Objective: Quote the data word for word, from its first line down to and including the line that contains "svg-text:f2: f2 <box>430 470 482 538</box>".

- - -

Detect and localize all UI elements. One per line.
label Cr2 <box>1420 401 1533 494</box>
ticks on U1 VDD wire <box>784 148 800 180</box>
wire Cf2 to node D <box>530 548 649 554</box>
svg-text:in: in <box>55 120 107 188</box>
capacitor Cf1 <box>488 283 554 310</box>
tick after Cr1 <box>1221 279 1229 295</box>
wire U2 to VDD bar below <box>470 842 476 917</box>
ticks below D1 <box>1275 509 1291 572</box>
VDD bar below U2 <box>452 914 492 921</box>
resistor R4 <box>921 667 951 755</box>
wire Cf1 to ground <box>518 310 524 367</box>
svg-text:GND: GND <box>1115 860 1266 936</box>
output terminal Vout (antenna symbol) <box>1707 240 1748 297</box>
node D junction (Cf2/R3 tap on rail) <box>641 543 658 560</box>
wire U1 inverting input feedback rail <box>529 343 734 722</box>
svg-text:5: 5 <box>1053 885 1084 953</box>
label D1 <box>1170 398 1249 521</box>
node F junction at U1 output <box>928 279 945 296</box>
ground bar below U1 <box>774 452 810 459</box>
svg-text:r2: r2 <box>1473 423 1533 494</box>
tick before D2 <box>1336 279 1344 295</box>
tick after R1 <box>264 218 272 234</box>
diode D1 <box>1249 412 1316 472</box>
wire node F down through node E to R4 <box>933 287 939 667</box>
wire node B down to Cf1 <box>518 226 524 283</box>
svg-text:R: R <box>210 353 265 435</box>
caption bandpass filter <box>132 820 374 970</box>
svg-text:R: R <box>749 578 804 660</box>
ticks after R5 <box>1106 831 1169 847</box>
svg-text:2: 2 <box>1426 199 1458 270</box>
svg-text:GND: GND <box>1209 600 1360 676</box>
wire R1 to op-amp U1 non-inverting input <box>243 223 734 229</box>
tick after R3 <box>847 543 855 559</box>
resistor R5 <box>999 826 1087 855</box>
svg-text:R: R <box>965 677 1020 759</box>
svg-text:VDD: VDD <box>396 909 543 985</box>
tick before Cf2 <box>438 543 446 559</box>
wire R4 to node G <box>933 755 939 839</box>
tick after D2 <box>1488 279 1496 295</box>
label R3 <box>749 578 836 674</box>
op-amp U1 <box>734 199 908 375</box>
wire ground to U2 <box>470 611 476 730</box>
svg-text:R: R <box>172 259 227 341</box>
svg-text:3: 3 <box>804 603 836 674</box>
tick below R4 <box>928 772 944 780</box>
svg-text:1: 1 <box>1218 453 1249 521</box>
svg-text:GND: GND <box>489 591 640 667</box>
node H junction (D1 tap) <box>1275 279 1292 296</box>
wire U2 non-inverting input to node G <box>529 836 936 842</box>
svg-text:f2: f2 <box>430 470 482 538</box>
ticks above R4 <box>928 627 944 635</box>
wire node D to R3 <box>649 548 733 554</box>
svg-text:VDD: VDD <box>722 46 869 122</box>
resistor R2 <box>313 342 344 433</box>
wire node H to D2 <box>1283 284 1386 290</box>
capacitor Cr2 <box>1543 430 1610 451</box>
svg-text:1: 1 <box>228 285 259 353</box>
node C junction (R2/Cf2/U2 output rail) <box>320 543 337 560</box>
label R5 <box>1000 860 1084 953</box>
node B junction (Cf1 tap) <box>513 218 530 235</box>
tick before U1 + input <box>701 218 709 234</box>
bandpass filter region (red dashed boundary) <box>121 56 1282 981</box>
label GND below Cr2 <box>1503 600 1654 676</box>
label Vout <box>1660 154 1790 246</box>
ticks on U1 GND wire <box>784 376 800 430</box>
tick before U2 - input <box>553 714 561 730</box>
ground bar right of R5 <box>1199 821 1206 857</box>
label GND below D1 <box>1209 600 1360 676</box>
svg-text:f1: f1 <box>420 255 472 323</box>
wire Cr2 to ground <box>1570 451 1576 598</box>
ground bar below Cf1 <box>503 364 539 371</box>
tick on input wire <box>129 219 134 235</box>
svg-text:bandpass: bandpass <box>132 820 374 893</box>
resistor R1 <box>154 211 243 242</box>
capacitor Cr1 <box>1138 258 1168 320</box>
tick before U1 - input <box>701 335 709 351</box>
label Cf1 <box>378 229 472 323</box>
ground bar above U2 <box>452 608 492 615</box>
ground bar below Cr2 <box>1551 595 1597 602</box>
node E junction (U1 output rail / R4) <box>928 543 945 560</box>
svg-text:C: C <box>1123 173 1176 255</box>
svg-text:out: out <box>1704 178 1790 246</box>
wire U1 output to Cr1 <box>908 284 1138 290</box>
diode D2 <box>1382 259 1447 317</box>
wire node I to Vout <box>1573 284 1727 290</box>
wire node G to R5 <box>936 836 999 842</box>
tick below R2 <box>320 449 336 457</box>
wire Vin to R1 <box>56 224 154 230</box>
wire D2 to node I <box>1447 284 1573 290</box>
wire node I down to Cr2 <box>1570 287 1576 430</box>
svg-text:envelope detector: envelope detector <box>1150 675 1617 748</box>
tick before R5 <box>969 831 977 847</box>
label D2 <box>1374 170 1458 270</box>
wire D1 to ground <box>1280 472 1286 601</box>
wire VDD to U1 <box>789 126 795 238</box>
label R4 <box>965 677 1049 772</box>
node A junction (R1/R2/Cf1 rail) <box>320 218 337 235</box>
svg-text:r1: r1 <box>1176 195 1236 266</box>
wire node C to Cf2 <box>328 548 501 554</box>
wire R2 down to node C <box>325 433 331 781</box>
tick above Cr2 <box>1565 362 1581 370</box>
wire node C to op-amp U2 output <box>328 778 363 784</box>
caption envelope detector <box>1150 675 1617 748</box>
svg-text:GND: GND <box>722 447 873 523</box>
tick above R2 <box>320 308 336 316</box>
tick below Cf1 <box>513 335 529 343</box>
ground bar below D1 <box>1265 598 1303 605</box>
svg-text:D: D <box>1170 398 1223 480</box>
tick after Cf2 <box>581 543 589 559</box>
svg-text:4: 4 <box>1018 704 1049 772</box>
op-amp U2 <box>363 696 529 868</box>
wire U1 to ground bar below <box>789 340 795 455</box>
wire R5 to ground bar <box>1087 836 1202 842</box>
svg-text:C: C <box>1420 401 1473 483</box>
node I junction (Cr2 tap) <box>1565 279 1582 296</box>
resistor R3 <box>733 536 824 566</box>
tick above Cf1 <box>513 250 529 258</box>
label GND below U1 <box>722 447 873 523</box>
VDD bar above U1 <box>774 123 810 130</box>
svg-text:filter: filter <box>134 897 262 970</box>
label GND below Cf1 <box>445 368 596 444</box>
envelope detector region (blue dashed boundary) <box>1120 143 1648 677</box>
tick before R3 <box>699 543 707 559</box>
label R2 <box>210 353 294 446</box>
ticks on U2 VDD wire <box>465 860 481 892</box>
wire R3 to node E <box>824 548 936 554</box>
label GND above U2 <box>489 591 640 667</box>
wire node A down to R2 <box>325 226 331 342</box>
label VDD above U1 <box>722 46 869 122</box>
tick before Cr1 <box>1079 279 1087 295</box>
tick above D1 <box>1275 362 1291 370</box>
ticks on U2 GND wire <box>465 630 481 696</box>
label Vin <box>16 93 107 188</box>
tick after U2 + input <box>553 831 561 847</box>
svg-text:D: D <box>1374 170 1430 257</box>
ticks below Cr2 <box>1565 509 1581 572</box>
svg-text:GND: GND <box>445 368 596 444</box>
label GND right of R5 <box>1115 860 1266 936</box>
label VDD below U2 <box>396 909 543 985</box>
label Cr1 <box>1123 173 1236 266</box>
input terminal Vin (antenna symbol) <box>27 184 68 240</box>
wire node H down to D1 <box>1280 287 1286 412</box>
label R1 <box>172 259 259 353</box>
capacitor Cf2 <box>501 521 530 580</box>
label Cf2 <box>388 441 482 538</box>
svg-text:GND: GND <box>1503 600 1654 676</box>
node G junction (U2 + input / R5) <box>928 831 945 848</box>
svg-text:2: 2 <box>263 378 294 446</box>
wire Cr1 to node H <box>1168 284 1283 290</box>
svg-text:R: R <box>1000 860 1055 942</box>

- - -

Result for this task:
Detect and localize all UI elements. One per line.
label Cr2 <box>1420 401 1533 494</box>
ticks on U1 VDD wire <box>784 148 800 180</box>
wire Cf2 to node D <box>530 548 649 554</box>
svg-text:in: in <box>55 120 107 188</box>
capacitor Cf1 <box>488 283 554 310</box>
tick after Cr1 <box>1221 279 1229 295</box>
wire U2 to VDD bar below <box>470 842 476 917</box>
ticks below D1 <box>1275 509 1291 572</box>
VDD bar below U2 <box>452 914 492 921</box>
resistor R4 <box>921 667 951 755</box>
wire Cf1 to ground <box>518 310 524 367</box>
svg-text:GND: GND <box>1115 860 1266 936</box>
output terminal Vout (antenna symbol) <box>1707 240 1748 297</box>
node D junction (Cf2/R3 tap on rail) <box>641 543 658 560</box>
wire U1 inverting input feedback rail <box>529 343 734 722</box>
svg-text:5: 5 <box>1053 885 1084 953</box>
label D1 <box>1170 398 1249 521</box>
node F junction at U1 output <box>928 279 945 296</box>
ground bar below U1 <box>774 452 810 459</box>
svg-text:r2: r2 <box>1473 423 1533 494</box>
tick before D2 <box>1336 279 1344 295</box>
tick after R1 <box>264 218 272 234</box>
diode D1 <box>1249 412 1316 472</box>
wire node F down through node E to R4 <box>933 287 939 667</box>
wire node B down to Cf1 <box>518 226 524 283</box>
svg-text:R: R <box>210 353 265 435</box>
caption bandpass filter <box>132 820 374 970</box>
svg-text:R: R <box>749 578 804 660</box>
ticks after R5 <box>1106 831 1169 847</box>
svg-text:2: 2 <box>1426 199 1458 270</box>
svg-text:GND: GND <box>1209 600 1360 676</box>
wire R1 to op-amp U1 non-inverting input <box>243 223 734 229</box>
tick after R3 <box>847 543 855 559</box>
resistor R5 <box>999 826 1087 855</box>
svg-text:R: R <box>965 677 1020 759</box>
svg-text:VDD: VDD <box>396 909 543 985</box>
tick before Cf2 <box>438 543 446 559</box>
wire R4 to node G <box>933 755 939 839</box>
tick after D2 <box>1488 279 1496 295</box>
label R3 <box>749 578 836 674</box>
op-amp U1 <box>734 199 908 375</box>
wire ground to U2 <box>470 611 476 730</box>
svg-text:R: R <box>172 259 227 341</box>
svg-text:3: 3 <box>804 603 836 674</box>
tick below R4 <box>928 772 944 780</box>
svg-text:1: 1 <box>1218 453 1249 521</box>
svg-text:GND: GND <box>489 591 640 667</box>
node H junction (D1 tap) <box>1275 279 1292 296</box>
wire U2 non-inverting input to node G <box>529 836 936 842</box>
svg-text:f2: f2 <box>430 470 482 538</box>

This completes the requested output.